> **WRITTEN TASK**: Output the material beneath this task exactly, images excluded.

> **GIVEN DATA**:
........

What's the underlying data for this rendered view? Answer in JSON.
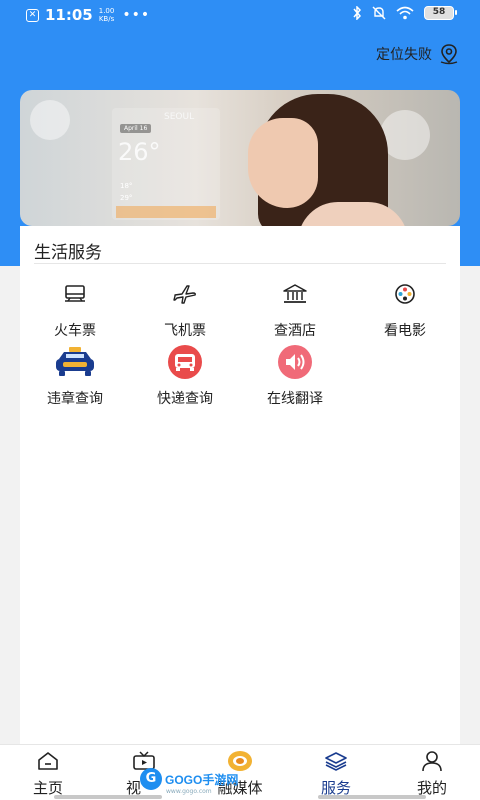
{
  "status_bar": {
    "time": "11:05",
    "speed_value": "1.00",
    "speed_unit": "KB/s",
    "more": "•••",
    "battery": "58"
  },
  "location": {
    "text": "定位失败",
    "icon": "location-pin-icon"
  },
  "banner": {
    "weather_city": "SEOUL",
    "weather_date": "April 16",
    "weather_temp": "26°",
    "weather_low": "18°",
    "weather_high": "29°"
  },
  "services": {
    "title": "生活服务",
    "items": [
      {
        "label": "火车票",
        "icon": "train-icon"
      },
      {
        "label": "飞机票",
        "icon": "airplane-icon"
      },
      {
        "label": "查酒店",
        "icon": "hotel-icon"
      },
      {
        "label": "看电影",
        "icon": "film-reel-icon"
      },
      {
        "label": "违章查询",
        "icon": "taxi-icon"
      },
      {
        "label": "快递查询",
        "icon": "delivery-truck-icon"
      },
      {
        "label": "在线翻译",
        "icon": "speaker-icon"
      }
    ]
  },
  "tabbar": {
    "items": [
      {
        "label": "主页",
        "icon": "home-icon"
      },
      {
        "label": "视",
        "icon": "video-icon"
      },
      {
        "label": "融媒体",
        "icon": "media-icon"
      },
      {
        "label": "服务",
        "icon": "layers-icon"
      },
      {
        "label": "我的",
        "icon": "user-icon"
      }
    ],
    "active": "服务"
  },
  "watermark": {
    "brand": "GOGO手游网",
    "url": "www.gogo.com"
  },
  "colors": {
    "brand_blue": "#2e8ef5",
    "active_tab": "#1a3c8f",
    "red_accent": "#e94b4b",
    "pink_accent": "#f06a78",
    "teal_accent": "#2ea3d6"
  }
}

........

> **IN RESPONSE**:
What's the underlying data for this rendered view? Answer in JSON.
{
  "status_bar": {
    "time": "11:05",
    "speed_value": "1.00",
    "speed_unit": "KB/s",
    "more": "•••",
    "battery": "58"
  },
  "location": {
    "text": "定位失败",
    "icon": "location-pin-icon"
  },
  "banner": {
    "weather_city": "SEOUL",
    "weather_date": "April 16",
    "weather_temp": "26°",
    "weather_low": "18°",
    "weather_high": "29°"
  },
  "services": {
    "title": "生活服务",
    "items": [
      {
        "label": "火车票",
        "icon": "train-icon"
      },
      {
        "label": "飞机票",
        "icon": "airplane-icon"
      },
      {
        "label": "查酒店",
        "icon": "hotel-icon"
      },
      {
        "label": "看电影",
        "icon": "film-reel-icon"
      },
      {
        "label": "违章查询",
        "icon": "taxi-icon"
      },
      {
        "label": "快递查询",
        "icon": "delivery-truck-icon"
      },
      {
        "label": "在线翻译",
        "icon": "speaker-icon"
      }
    ]
  },
  "tabbar": {
    "items": [
      {
        "label": "主页",
        "icon": "home-icon"
      },
      {
        "label": "视",
        "icon": "video-icon"
      },
      {
        "label": "融媒体",
        "icon": "media-icon"
      },
      {
        "label": "服务",
        "icon": "layers-icon"
      },
      {
        "label": "我的",
        "icon": "user-icon"
      }
    ],
    "active": "服务"
  },
  "watermark": {
    "brand": "GOGO手游网",
    "url": "www.gogo.com"
  },
  "colors": {
    "brand_blue": "#2e8ef5",
    "active_tab": "#1a3c8f",
    "red_accent": "#e94b4b",
    "pink_accent": "#f06a78",
    "teal_accent": "#2ea3d6"
  }
}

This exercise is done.